**WRITTEN REQUEST:** Type out the complete listing below word for word, without its pictures.

** start of EXTRACTED ENTRIES **

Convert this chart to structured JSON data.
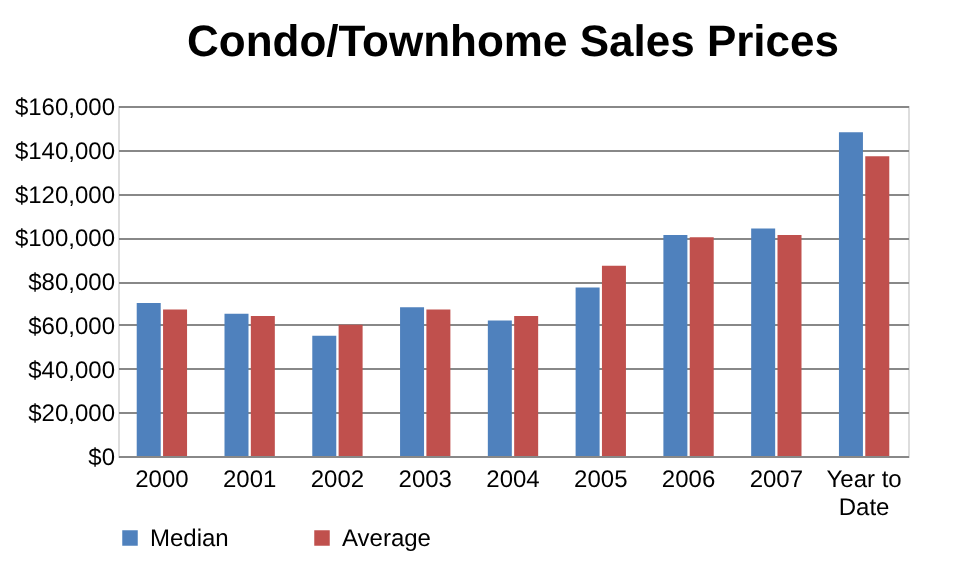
{
  "chart_data": {
    "type": "bar",
    "title": "Condo/Townhome Sales Prices",
    "categories": [
      "2000",
      "2001",
      "2002",
      "2003",
      "2004",
      "2005",
      "2006",
      "2007",
      "Year to Date"
    ],
    "series": [
      {
        "name": "Median",
        "color": "#4f81bd",
        "values": [
          70000,
          65000,
          55000,
          68000,
          62000,
          77000,
          101000,
          104000,
          148000
        ]
      },
      {
        "name": "Average",
        "color": "#c0504d",
        "values": [
          67000,
          64000,
          60000,
          67000,
          64000,
          87000,
          100000,
          101000,
          137000
        ]
      }
    ],
    "ylim": [
      0,
      160000
    ],
    "yticks": [
      {
        "value": 0,
        "label": "$0"
      },
      {
        "value": 20000,
        "label": "$20,000"
      },
      {
        "value": 40000,
        "label": "$40,000"
      },
      {
        "value": 60000,
        "label": "$60,000"
      },
      {
        "value": 80000,
        "label": "$80,000"
      },
      {
        "value": 100000,
        "label": "$100,000"
      },
      {
        "value": 120000,
        "label": "$120,000"
      },
      {
        "value": 140000,
        "label": "$140,000"
      },
      {
        "value": 160000,
        "label": "$160,000"
      }
    ],
    "grid": "y",
    "legend": "bottom"
  }
}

** end of EXTRACTED ENTRIES **

**EXPECTED ANSWER:**
Convert this chart to structured JSON data.
{
  "chart_data": {
    "type": "bar",
    "title": "Condo/Townhome Sales Prices",
    "categories": [
      "2000",
      "2001",
      "2002",
      "2003",
      "2004",
      "2005",
      "2006",
      "2007",
      "Year to Date"
    ],
    "series": [
      {
        "name": "Median",
        "color": "#4f81bd",
        "values": [
          70000,
          65000,
          55000,
          68000,
          62000,
          77000,
          101000,
          104000,
          148000
        ]
      },
      {
        "name": "Average",
        "color": "#c0504d",
        "values": [
          67000,
          64000,
          60000,
          67000,
          64000,
          87000,
          100000,
          101000,
          137000
        ]
      }
    ],
    "ylim": [
      0,
      160000
    ],
    "yticks": [
      {
        "value": 0,
        "label": "$0"
      },
      {
        "value": 20000,
        "label": "$20,000"
      },
      {
        "value": 40000,
        "label": "$40,000"
      },
      {
        "value": 60000,
        "label": "$60,000"
      },
      {
        "value": 80000,
        "label": "$80,000"
      },
      {
        "value": 100000,
        "label": "$100,000"
      },
      {
        "value": 120000,
        "label": "$120,000"
      },
      {
        "value": 140000,
        "label": "$140,000"
      },
      {
        "value": 160000,
        "label": "$160,000"
      }
    ],
    "grid": "y",
    "legend": "bottom"
  }
}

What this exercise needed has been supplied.